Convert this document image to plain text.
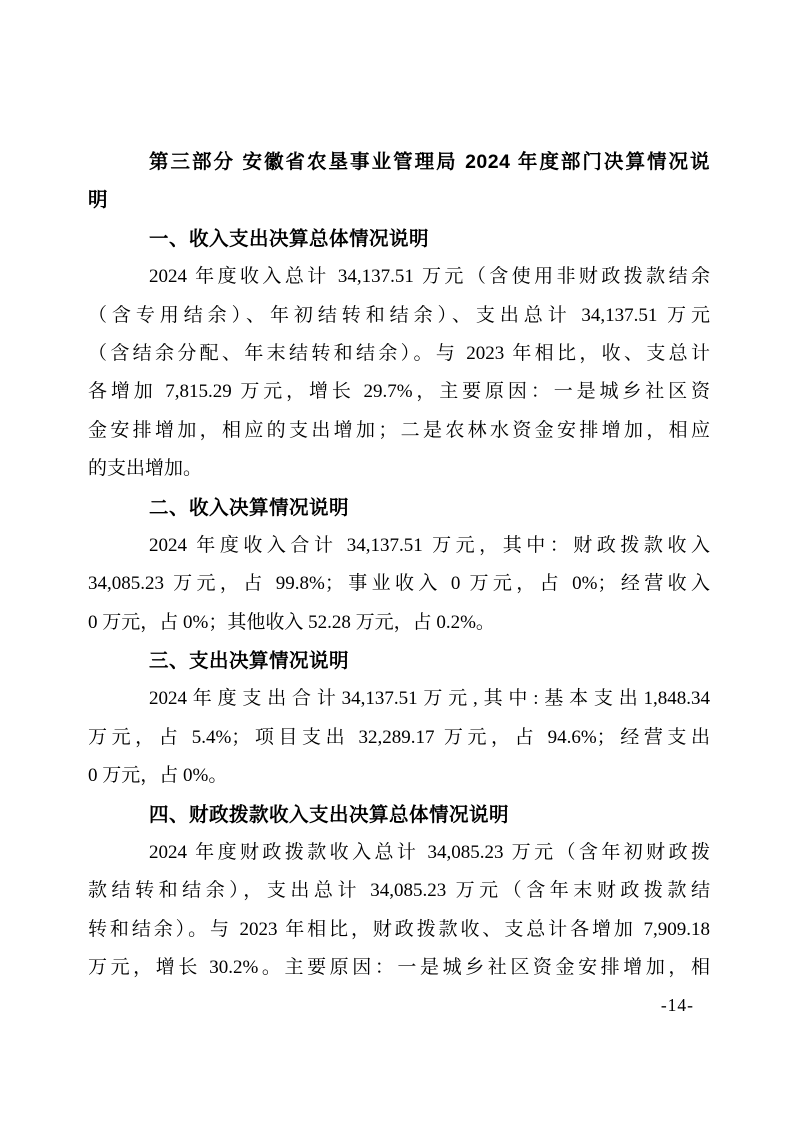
第三部分 安徽省农垦事业管理局 2024 年度部门决算情况说
明
一、收入支出决算总体情况说明
2024 年度收入总计 34,137.51 万元（含使用非财政拨款结余
（含专用结余）、年初结转和结余）、支出总计 34,137.51 万元
（含结余分配、年末结转和结余）。与 2023 年相比，收、支总计
各增加 7,815.29 万元，增长 29.7%，主要原因：一是城乡社区资
金安排增加，相应的支出增加；二是农林水资金安排增加，相应
的支出增加。
二、收入决算情况说明
2024 年度收入合计 34,137.51 万元，其中：财政拨款收入
34,085.23 万元，占 99.8%；事业收入 0 万元，占 0%；经营收入
0 万元，占 0%；其他收入 52.28 万元，占 0.2%。
三、支出决算情况说明
2024年度支出合计34,137.51万元,其中:基本支出1,848.34
万元，占 5.4%；项目支出 32,289.17 万元，占 94.6%；经营支出
0 万元，占 0%。
四、财政拨款收入支出决算总体情况说明
2024 年度财政拨款收入总计 34,085.23 万元（含年初财政拨
款结转和结余），支出总计 34,085.23 万元（含年末财政拨款结
转和结余）。与 2023 年相比，财政拨款收、支总计各增加 7,909.18
万元，增长 30.2%。主要原因：一是城乡社区资金安排增加，相
-14-
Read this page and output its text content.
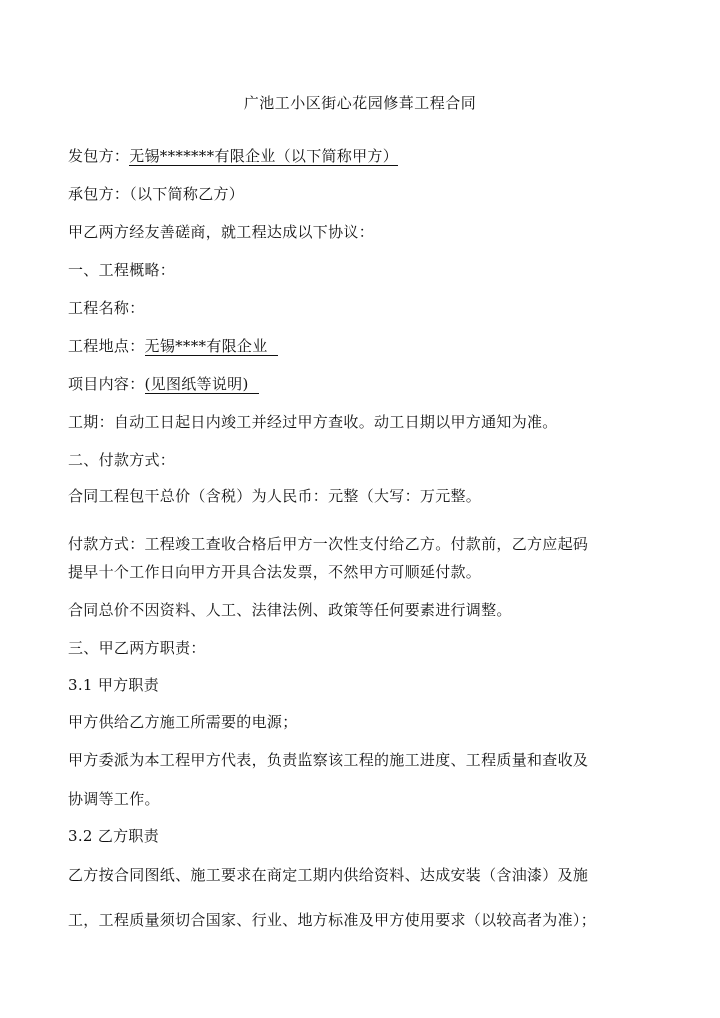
广池工小区街心花园修葺工程合同
发包方：无锡*******有限企业（以下简称甲方）
承包方：（以下简称乙方）
甲乙两方经友善磋商，就工程达成以下协议：
一、工程概略：
工程名称：
工程地点：无锡****有限企业
项目内容：(见图纸等说明)
工期：自动工日起日内竣工并经过甲方查收。动工日期以甲方通知为准。
二、付款方式：
合同工程包干总价（含税）为人民币：元整（大写：万元整。
付款方式：工程竣工查收合格后甲方一次性支付给乙方。付款前，乙方应起码
提早十个工作日向甲方开具合法发票，不然甲方可顺延付款。
合同总价不因资料、人工、法律法例、政策等任何要素进行调整。
三、甲乙两方职责：
3.1 甲方职责
甲方供给乙方施工所需要的电源；
甲方委派为本工程甲方代表，负责监察该工程的施工进度、工程质量和查收及
协调等工作。
3.2 乙方职责
乙方按合同图纸、施工要求在商定工期内供给资料、达成安装（含油漆）及施
工，工程质量须切合国家、行业、地方标准及甲方使用要求（以较高者为准）；
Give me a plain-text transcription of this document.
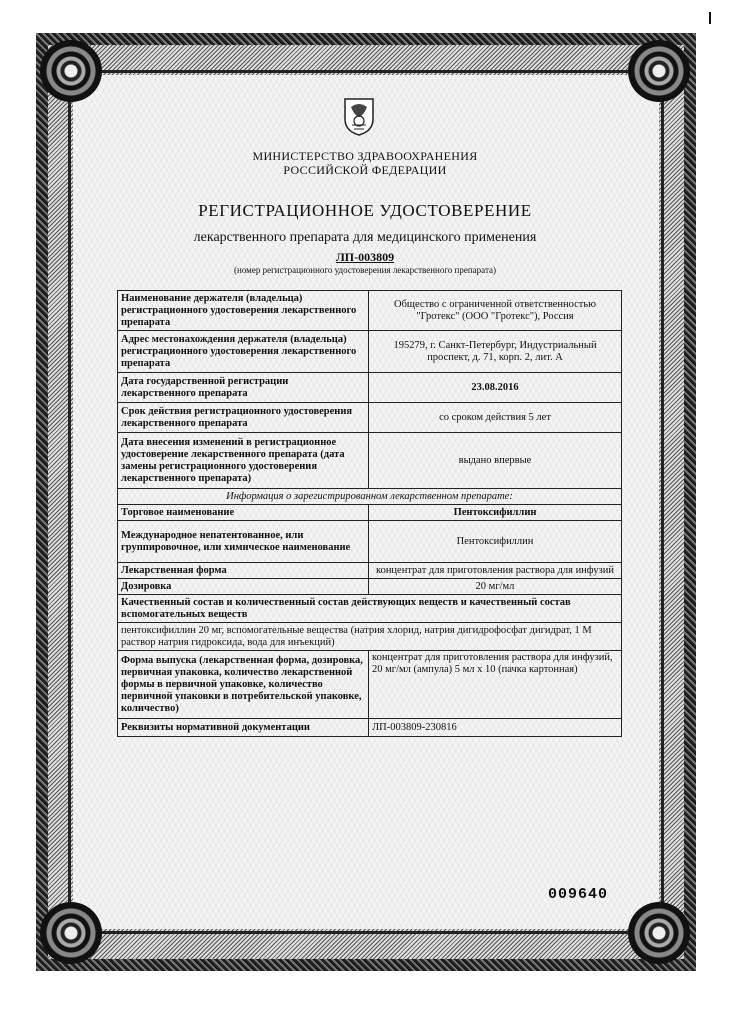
МИНИСТЕРСТВО ЗДРАВООХРАНЕНИЯ
РОССИЙСКОЙ ФЕДЕРАЦИИ
РЕГИСТРАЦИОННОЕ УДОСТОВЕРЕНИЕ
лекарственного препарата для медицинского применения
ЛП-003809
(номер регистрационного удостоверения лекарственного препарата)
Наименование держателя (владельца) регистрационного удостоверения лекарственного препарата	Общество с ограниченной ответственностью "Гротекс" (ООО "Гротекс"), Россия
Адрес местонахождения держателя (владельца) регистрационного удостоверения лекарственного препарата	195279, г. Санкт-Петербург, Индустриальный проспект, д. 71, корп. 2, лит. А
Дата государственной регистрации лекарственного препарата	23.08.2016
Срок действия регистрационного удостоверения лекарственного препарата	со сроком действия 5 лет
Дата внесения изменений в регистрационное удостоверение лекарственного препарата (дата замены регистрационного удостоверения лекарственного препарата)	выдано впервые
Информация о зарегистрированном лекарственном препарате:	
Торговое наименование	Пентоксифиллин
Международное непатентованное, или группировочное, или химическое наименование	Пентоксифиллин
Лекарственная форма	концентрат для приготовления раствора для инфузий
Дозировка	20 мг/мл
Качественный состав и количественный состав действующих веществ и качественный состав вспомогательных веществ	
пентоксифиллин 20 мг, вспомогательные вещества (натрия хлорид, натрия дигидрофосфат дигидрат, 1 М раствор натрия гидроксида, вода для инъекций)	
Форма выпуска (лекарственная форма, дозировка, первичная упаковка, количество лекарственной формы в первичной упаковке, количество первичной упаковки в потребительской упаковке, количество)	концентрат для приготовления раствора для инфузий, 20 мг/мл (ампула) 5 мл х 10 (пачка картонная)
Реквизиты нормативной документации	ЛП-003809-230816
009640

*-*-*

**TASK DETAILS**
Except for the pictures, copy every line of the records above exactly.

**EXERCISE SOLUTION**
Convert this document image to plain text.
第三部分 安徽省农垦事业管理局 2024 年度部门决算情况说
明
一、收入支出决算总体情况说明
2024 年度收入总计 34,137.51 万元（含使用非财政拨款结余
（含专用结余）、年初结转和结余）、支出总计 34,137.51 万元
（含结余分配、年末结转和结余）。与 2023 年相比，收、支总计
各增加 7,815.29 万元，增长 29.7%，主要原因：一是城乡社区资
金安排增加，相应的支出增加；二是农林水资金安排增加，相应
的支出增加。
二、收入决算情况说明
2024 年度收入合计 34,137.51 万元，其中：财政拨款收入
34,085.23 万元，占 99.8%；事业收入 0 万元，占 0%；经营收入
0 万元，占 0%；其他收入 52.28 万元，占 0.2%。
三、支出决算情况说明
2024年度支出合计34,137.51万元,其中:基本支出1,848.34
万元，占 5.4%；项目支出 32,289.17 万元，占 94.6%；经营支出
0 万元，占 0%。
四、财政拨款收入支出决算总体情况说明
2024 年度财政拨款收入总计 34,085.23 万元（含年初财政拨
款结转和结余），支出总计 34,085.23 万元（含年末财政拨款结
转和结余）。与 2023 年相比，财政拨款收、支总计各增加 7,909.18
万元，增长 30.2%。主要原因：一是城乡社区资金安排增加，相
-14-
Read this page and output its text content.
广池工小区街心花园修葺工程合同
发包方：无锡*******有限企业（以下简称甲方）
承包方：（以下简称乙方）
甲乙两方经友善磋商，就工程达成以下协议：
一、工程概略：
工程名称：
工程地点：无锡****有限企业
项目内容：(见图纸等说明)
工期：自动工日起日内竣工并经过甲方查收。动工日期以甲方通知为准。
二、付款方式：
合同工程包干总价（含税）为人民币：元整（大写：万元整。
付款方式：工程竣工查收合格后甲方一次性支付给乙方。付款前，乙方应起码
提早十个工作日向甲方开具合法发票，不然甲方可顺延付款。
合同总价不因资料、人工、法律法例、政策等任何要素进行调整。
三、甲乙两方职责：
3.1 甲方职责
甲方供给乙方施工所需要的电源；
甲方委派为本工程甲方代表，负责监察该工程的施工进度、工程质量和查收及
协调等工作。
3.2 乙方职责
乙方按合同图纸、施工要求在商定工期内供给资料、达成安装（含油漆）及施
工，工程质量须切合国家、行业、地方标准及甲方使用要求（以较高者为准）；
Give me a plain-text transcription of this document.
МИНИСТЕРСТВО ЗДРАВООХРАНЕНИЯ
РОССИЙСКОЙ ФЕДЕРАЦИИ
РЕГИСТРАЦИОННОЕ УДОСТОВЕРЕНИЕ
лекарственного препарата для медицинского применения
ЛП-003809
(номер регистрационного удостоверения лекарственного препарата)
Наименование держателя (владельца) регистрационного удостоверения лекарственного препарата	Общество с ограниченной ответственностью "Гротекс" (ООО "Гротекс"), Россия
Адрес местонахождения держателя (владельца) регистрационного удостоверения лекарственного препарата	195279, г. Санкт-Петербург, Индустриальный проспект, д. 71, корп. 2, лит. А
Дата государственной регистрации лекарственного препарата	23.08.2016
Срок действия регистрационного удостоверения лекарственного препарата	со сроком действия 5 лет
Дата внесения изменений в регистрационное удостоверение лекарственного препарата (дата замены регистрационного удостоверения лекарственного препарата)	выдано впервые
Информация о зарегистрированном лекарственном препарате:	
Торговое наименование	Пентоксифиллин
Международное непатентованное, или группировочное, или химическое наименование	Пентоксифиллин
Лекарственная форма	концентрат для приготовления раствора для инфузий
Дозировка	20 мг/мл
Качественный состав и количественный состав действующих веществ и качественный состав вспомогательных веществ	
пентоксифиллин 20 мг, вспомогательные вещества (натрия хлорид, натрия дигидрофосфат дигидрат, 1 М раствор натрия гидроксида, вода для инъекций)	
Форма выпуска (лекарственная форма, дозировка, первичная упаковка, количество лекарственной формы в первичной упаковке, количество первичной упаковки в потребительской упаковке, количество)	концентрат для приготовления раствора для инфузий, 20 мг/мл (ампула) 5 мл х 10 (пачка картонная)
Реквизиты нормативной документации	ЛП-003809-230816
009640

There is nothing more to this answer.